All entries must be repeated exactly; do not include the pictures.

Data excerpts:

• • • • • • •

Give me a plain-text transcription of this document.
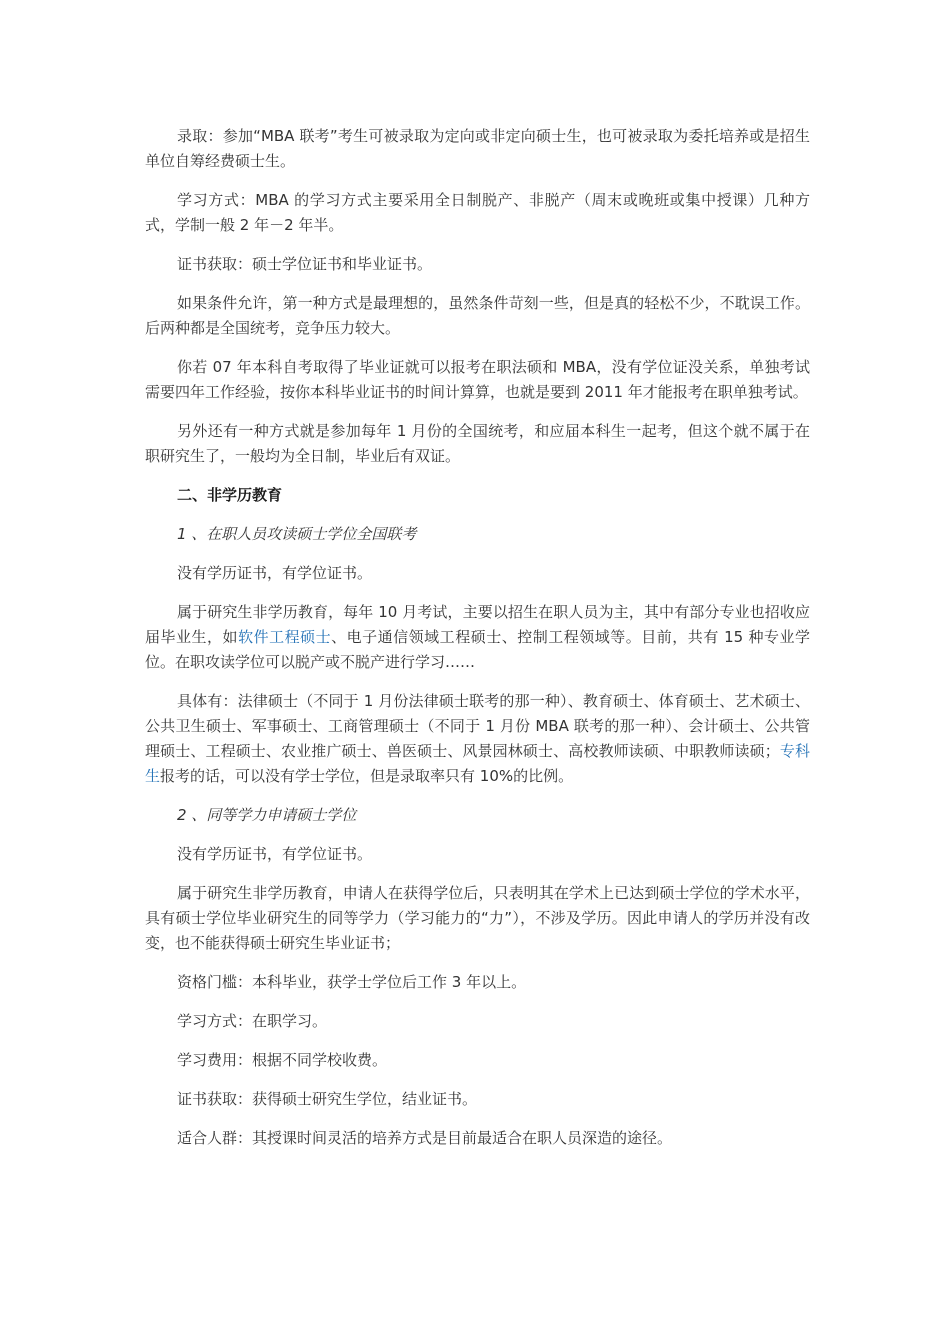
录取：参加“MBA 联考”考生可被录取为定向或非定向硕士生，也可被录取为委托培养或是招生单位自筹经费硕士生。

学习方式：MBA 的学习方式主要采用全日制脱产、非脱产（周末或晚班或集中授课）几种方式，学制一般 2 年－2 年半。

证书获取：硕士学位证书和毕业证书。

如果条件允许，第一种方式是最理想的，虽然条件苛刻一些，但是真的轻松不少，不耽误工作。后两种都是全国统考，竞争压力较大。

你若 07 年本科自考取得了毕业证就可以报考在职法硕和 MBA，没有学位证没关系，单独考试需要四年工作经验，按你本科毕业证书的时间计算算，也就是要到 2011 年才能报考在职单独考试。

另外还有一种方式就是参加每年 1 月份的全国统考，和应届本科生一起考，但这个就不属于在职研究生了，一般均为全日制，毕业后有双证。

二、非学历教育

1 、在职人员攻读硕士学位全国联考

没有学历证书，有学位证书。

属于研究生非学历教育，每年 10 月考试，主要以招生在职人员为主，其中有部分专业也招收应届毕业生，如软件工程硕士、电子通信领域工程硕士、控制工程领域等。目前，共有 15 种专业学位。在职攻读学位可以脱产或不脱产进行学习……

具体有：法律硕士（不同于 1 月份法律硕士联考的那一种）、教育硕士、体育硕士、艺术硕士、公共卫生硕士、军事硕士、工商管理硕士（不同于 1 月份 MBA 联考的那一种）、会计硕士、公共管理硕士、工程硕士、农业推广硕士、兽医硕士、风景园林硕士、高校教师读硕、中职教师读硕；专科生报考的话，可以没有学士学位，但是录取率只有 10%的比例。

2 、同等学力申请硕士学位

没有学历证书，有学位证书。

属于研究生非学历教育，申请人在获得学位后，只表明其在学术上已达到硕士学位的学术水平，具有硕士学位毕业研究生的同等学力（学习能力的“力”），不涉及学历。因此申请人的学历并没有改变，也不能获得硕士研究生毕业证书；

资格门槛：本科毕业，获学士学位后工作 3 年以上。

学习方式：在职学习。

学习费用：根据不同学校收费。

证书获取：获得硕士研究生学位，结业证书。

适合人群：其授课时间灵活的培养方式是目前最适合在职人员深造的途径。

• • • • • • •

SOLUTION TO THE PROBLEM -
Give me a plain-text transcription of this document.
录取：参加“MBA 联考”考生可被录取为定向或非定向硕士生，也可被录取为委托培养或是招生单位自筹经费硕士生。

学习方式：MBA 的学习方式主要采用全日制脱产、非脱产（周末或晚班或集中授课）几种方式，学制一般 2 年－2 年半。

证书获取：硕士学位证书和毕业证书。

如果条件允许，第一种方式是最理想的，虽然条件苛刻一些，但是真的轻松不少，不耽误工作。后两种都是全国统考，竞争压力较大。

你若 07 年本科自考取得了毕业证就可以报考在职法硕和 MBA，没有学位证没关系，单独考试需要四年工作经验，按你本科毕业证书的时间计算算，也就是要到 2011 年才能报考在职单独考试。

另外还有一种方式就是参加每年 1 月份的全国统考，和应届本科生一起考，但这个就不属于在职研究生了，一般均为全日制，毕业后有双证。

二、非学历教育

1 、在职人员攻读硕士学位全国联考

没有学历证书，有学位证书。

属于研究生非学历教育，每年 10 月考试，主要以招生在职人员为主，其中有部分专业也招收应届毕业生，如软件工程硕士、电子通信领域工程硕士、控制工程领域等。目前，共有 15 种专业学位。在职攻读学位可以脱产或不脱产进行学习……

具体有：法律硕士（不同于 1 月份法律硕士联考的那一种）、教育硕士、体育硕士、艺术硕士、公共卫生硕士、军事硕士、工商管理硕士（不同于 1 月份 MBA 联考的那一种）、会计硕士、公共管理硕士、工程硕士、农业推广硕士、兽医硕士、风景园林硕士、高校教师读硕、中职教师读硕；专科生报考的话，可以没有学士学位，但是录取率只有 10%的比例。

2 、同等学力申请硕士学位

没有学历证书，有学位证书。

属于研究生非学历教育，申请人在获得学位后，只表明其在学术上已达到硕士学位的学术水平，具有硕士学位毕业研究生的同等学力（学习能力的“力”），不涉及学历。因此申请人的学历并没有改变，也不能获得硕士研究生毕业证书；

资格门槛：本科毕业，获学士学位后工作 3 年以上。

学习方式：在职学习。

学习费用：根据不同学校收费。

证书获取：获得硕士研究生学位，结业证书。

适合人群：其授课时间灵活的培养方式是目前最适合在职人员深造的途径。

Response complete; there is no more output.